**Short problem**
Omit every picture while repeating the entries exactly.

**Supplied entries**
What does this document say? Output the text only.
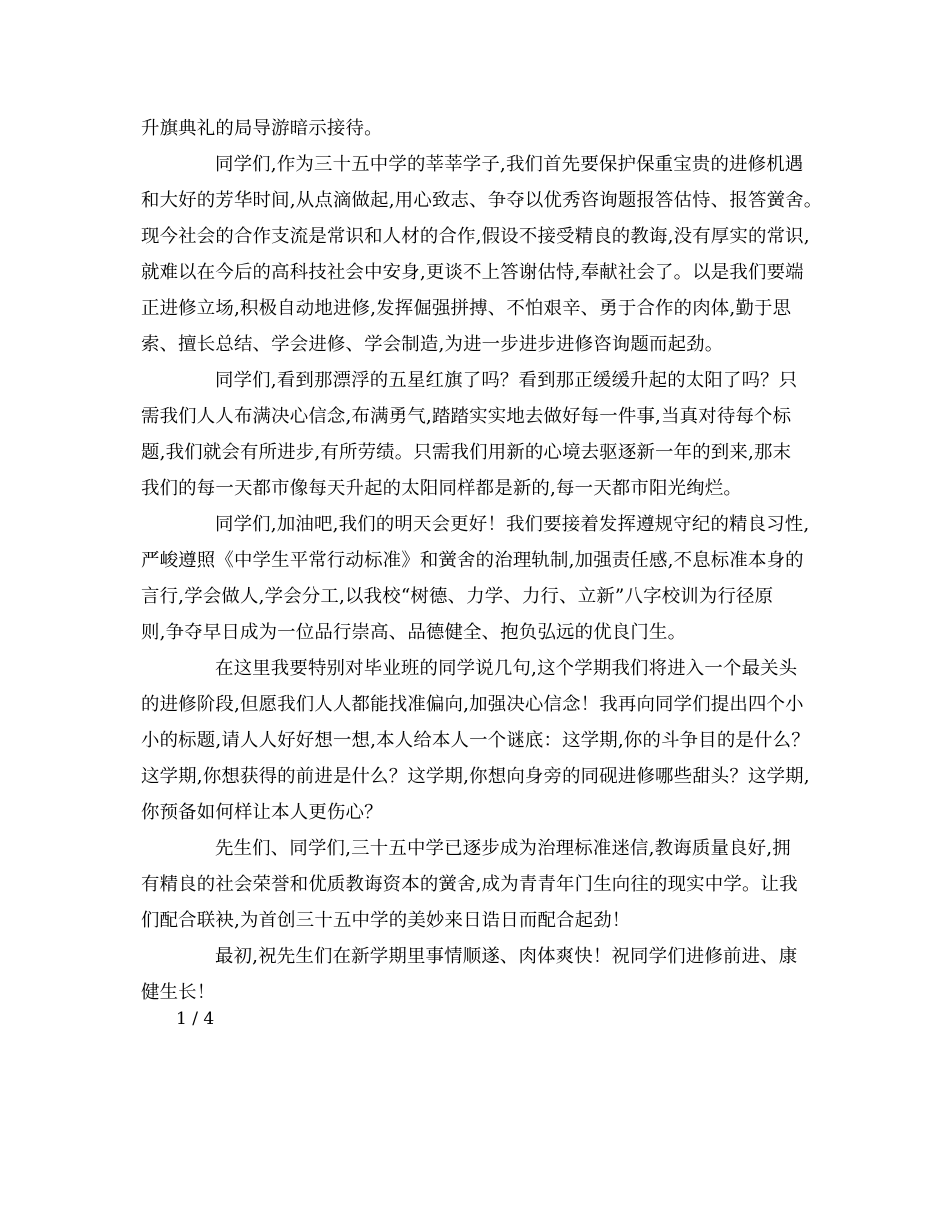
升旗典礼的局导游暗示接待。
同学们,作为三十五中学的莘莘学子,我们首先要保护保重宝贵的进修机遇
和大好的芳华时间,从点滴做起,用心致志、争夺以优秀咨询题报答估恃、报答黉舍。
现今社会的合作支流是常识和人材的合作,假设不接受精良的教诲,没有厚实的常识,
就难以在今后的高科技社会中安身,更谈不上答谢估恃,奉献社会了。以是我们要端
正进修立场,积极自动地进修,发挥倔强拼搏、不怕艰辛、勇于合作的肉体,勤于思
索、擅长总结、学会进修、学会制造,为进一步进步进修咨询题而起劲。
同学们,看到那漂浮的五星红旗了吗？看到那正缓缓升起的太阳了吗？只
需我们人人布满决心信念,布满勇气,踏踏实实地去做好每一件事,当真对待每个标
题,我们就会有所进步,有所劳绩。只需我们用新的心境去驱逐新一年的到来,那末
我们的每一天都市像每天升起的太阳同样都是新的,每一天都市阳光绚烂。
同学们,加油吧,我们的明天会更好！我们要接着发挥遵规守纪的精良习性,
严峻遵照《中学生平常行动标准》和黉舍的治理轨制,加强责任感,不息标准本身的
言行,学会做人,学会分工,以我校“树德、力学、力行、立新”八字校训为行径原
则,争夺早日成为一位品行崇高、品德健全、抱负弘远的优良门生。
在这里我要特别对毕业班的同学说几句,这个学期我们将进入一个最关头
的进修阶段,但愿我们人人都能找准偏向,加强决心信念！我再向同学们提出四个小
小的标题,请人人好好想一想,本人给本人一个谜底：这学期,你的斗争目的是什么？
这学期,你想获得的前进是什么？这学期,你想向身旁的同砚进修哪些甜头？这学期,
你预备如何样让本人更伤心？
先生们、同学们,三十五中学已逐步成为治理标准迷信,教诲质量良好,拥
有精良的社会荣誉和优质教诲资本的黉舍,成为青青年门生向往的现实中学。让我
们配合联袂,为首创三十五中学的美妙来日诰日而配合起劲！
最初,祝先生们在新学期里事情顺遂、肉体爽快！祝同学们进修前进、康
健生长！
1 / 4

**Task output**
What does this document say? Output the text only.
升旗典礼的局导游暗示接待。
同学们,作为三十五中学的莘莘学子,我们首先要保护保重宝贵的进修机遇
和大好的芳华时间,从点滴做起,用心致志、争夺以优秀咨询题报答估恃、报答黉舍。
现今社会的合作支流是常识和人材的合作,假设不接受精良的教诲,没有厚实的常识,
就难以在今后的高科技社会中安身,更谈不上答谢估恃,奉献社会了。以是我们要端
正进修立场,积极自动地进修,发挥倔强拼搏、不怕艰辛、勇于合作的肉体,勤于思
索、擅长总结、学会进修、学会制造,为进一步进步进修咨询题而起劲。
同学们,看到那漂浮的五星红旗了吗？看到那正缓缓升起的太阳了吗？只
需我们人人布满决心信念,布满勇气,踏踏实实地去做好每一件事,当真对待每个标
题,我们就会有所进步,有所劳绩。只需我们用新的心境去驱逐新一年的到来,那末
我们的每一天都市像每天升起的太阳同样都是新的,每一天都市阳光绚烂。
同学们,加油吧,我们的明天会更好！我们要接着发挥遵规守纪的精良习性,
严峻遵照《中学生平常行动标准》和黉舍的治理轨制,加强责任感,不息标准本身的
言行,学会做人,学会分工,以我校“树德、力学、力行、立新”八字校训为行径原
则,争夺早日成为一位品行崇高、品德健全、抱负弘远的优良门生。
在这里我要特别对毕业班的同学说几句,这个学期我们将进入一个最关头
的进修阶段,但愿我们人人都能找准偏向,加强决心信念！我再向同学们提出四个小
小的标题,请人人好好想一想,本人给本人一个谜底：这学期,你的斗争目的是什么？
这学期,你想获得的前进是什么？这学期,你想向身旁的同砚进修哪些甜头？这学期,
你预备如何样让本人更伤心？
先生们、同学们,三十五中学已逐步成为治理标准迷信,教诲质量良好,拥
有精良的社会荣誉和优质教诲资本的黉舍,成为青青年门生向往的现实中学。让我
们配合联袂,为首创三十五中学的美妙来日诰日而配合起劲！
最初,祝先生们在新学期里事情顺遂、肉体爽快！祝同学们进修前进、康
健生长！
1 / 4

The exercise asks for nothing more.